[Dataset entries]
++++++++

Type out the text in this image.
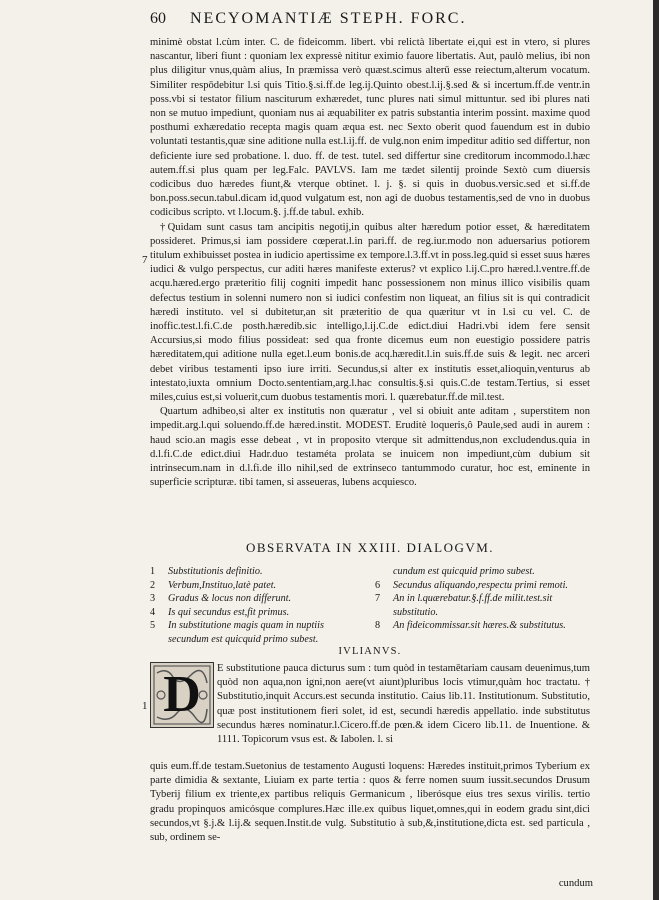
60 NECYOMANTIÆ STEPH. FORC.

minimè obstat l.cùm inter. C. de fideicomm. libert. vbi relictà libertate ei,qui est in vtero, si plures nascantur, liberi fiunt : quoniam lex expressè nititur eximio fauore libertatis. Aut, paulò melius, ibi non plus diligitur vnus,quàm alius, In præmissa verò quæst.scimus alterū esse reiectum,alterum vocatum. Similiter respōdebitur l.si quis Titio.§.si.ff.de leg.ij.Quinto obest.l.ij.§.sed & si incertum.ff.de ventr.in poss.vbi si testator filium nasciturum exhæredet, tunc plures nati simul mittuntur. sed ibi plures nati non se mutuo impediunt, quoniam nus ai æquabiliter ex patris substantia interim possint. maxime quod posthumi exhæredatio recepta magis quam æqua est. nec Sexto oberit quod fauendum est in dubio voluntati testantis,quæ sine aditione nulla est.l.ij.ff. de vulg.non enim impeditur aditio sed differtur, non deficiente iure sed probatione. l. duo. ff. de test. tutel. sed differtur sine creditorum incommodo.l.hæc autem.ff.si plus quam per leg.Falc. PAVLVS. Iam me tædet silentij proinde Sextò cum diuersis codicibus duo hæredes fiunt,& vterque obtinet. l. j. §. si quis in duobus.versic.sed et si.ff.de bon.poss.secun.tabul.dicam id,quod vulgatum est, non agi de duobus testamentis,sed de vno in duobus codicibus scripto. vt l.locum.§. j.ff.de tabul. exhib.

†Quidam sunt casus tam ancipitis negotij,in quibus alter hæredum potior esset, & hæreditatem possideret. Primus,si iam possidere cœperat.l.in pari.ff. de reg.iur.modo non aduersarius potiorem titulum exhibuisset postea in iudicio apertissime ex tempore.l.3.ff.vt in poss.leg.quid si esset suus hæres iudici & vulgo perspectus, cur aditi hæres manifeste exterus? vt explico l.ij.C.pro hæred.l.ventre.ff.de acqu.hæred.ergo præteritio filij cogniti impedit hanc possessionem non minus illico visibilis quam defectus testium in solenni numero non si iudici confestim non liqueat, an filius sit is qui contradicit hæredi instituto. vel si dubitetur,an sit præteritio de qua quæritur vt in l.si cu vel. C. de inoffic.test.l.fi.C.de posth.hæredib.sic intelligo,l.ij.C.de edict.diui Hadri.vbi idem fere sensit Accursius,si modo filius possideat: sed qua fronte dicemus eum non euestigio possidere patris hæreditatem,qui aditione nulla eget.l.eum bonis.de acq.hæredit.l.in suis.ff.de suis & legit. nec arceri debet viribus testamenti ipso iure irriti. Secundus,si alter ex institutis esset,alioquin,venturus ab intestato,iuxta omnium Docto.sententiam,arg.l.hac consultis.§.si quis.C.de testam.Tertius, si esset miles,cuius est,si voluerit,cum duobus testamentis mori. l. quærebatur.ff.de mil.test.

Quartum adhibeo,si alter ex institutis non quæratur , vel si obiuit ante aditam , superstitem non impedit.arg.l.qui soluendo.ff.de hæred.instit. MODEST. Eruditè loqueris,ô Paule,sed audi in aurem : haud scio.an magis esse debeat , vt in proposito vterque sit admittendus,non excludendus.quia in d.l.fi.C.de edict.diui Hadr.duo testaméta prolata se inuicem non impediunt,cùm dubium sit intrinsecum.nam in d.l.fi.de illo nihil,sed de extrinseco tantummodo curatur, hoc est, eminente in superficie scripturæ. tibi tamen, si asseueras, lubens acquiesco.

7
OBSERVATA IN XXIII. DIALOGVM.
1	Substitutionis definitio.
2	Verbum,Instituo,latè patet.
3	Gradus & locus non differunt.
4	Is qui secundus est,fit primus.
5	In substitutione magis quam in nuptiis secundum est quicquid primo subest.
cundum est quicquid primo subest.
6	Secundus aliquando,respectu primi remoti.
7	An in l.quærebatur.§.f.ff.de milit.test.sit substitutio.
8	An fideicommissar.sit hæres.& substitutus.
IVLIANVS.
D
1

E substitutione pauca dicturus sum : tum quòd in testamētariam causam deuenimus,tum quòd non aqua,non igni,non aere(vt aiunt)pluribus locis vtimur,quàm hoc tractatu. † Substitutio,inquit Accurs.est secunda institutio. Caius lib.11. Institutionum. Substitutio, quæ post institutionem fieri solet, id est, secundi hæredis appellatio. inde substitutus secundus hæres nominatur.l.Cicero.ff.de pœn.& idem Cicero lib.11. de Inuentione. & 1111. Topicorum vsus est. & Iabolen. l. si

quis eum.ff.de testam.Suetonius de testamento Augusti loquens: Hæredes instituit,primos Tyberium ex parte dimidia & sextante, Liuiam ex parte tertia : quos & ferre nomen suum iussit.secundos Drusum Tyberij filium ex triente,ex partibus reliquis Germanicum , liberósque eius tres sexus virilis. tertio gradu propinquos amicósque complures.Hæc ille.ex quibus liquet,omnes,qui in eodem gradu sint,dici secundos,vt §.j.& l.ij.& sequen.Instit.de vulg. Substitutio à sub,&,institutione,dicta est. sed particula , sub, ordinem se-

cundum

++++++++

Problem statement -
Give only the number of lines in the material above where the string "subest" appears.

Solution to this exercise -
2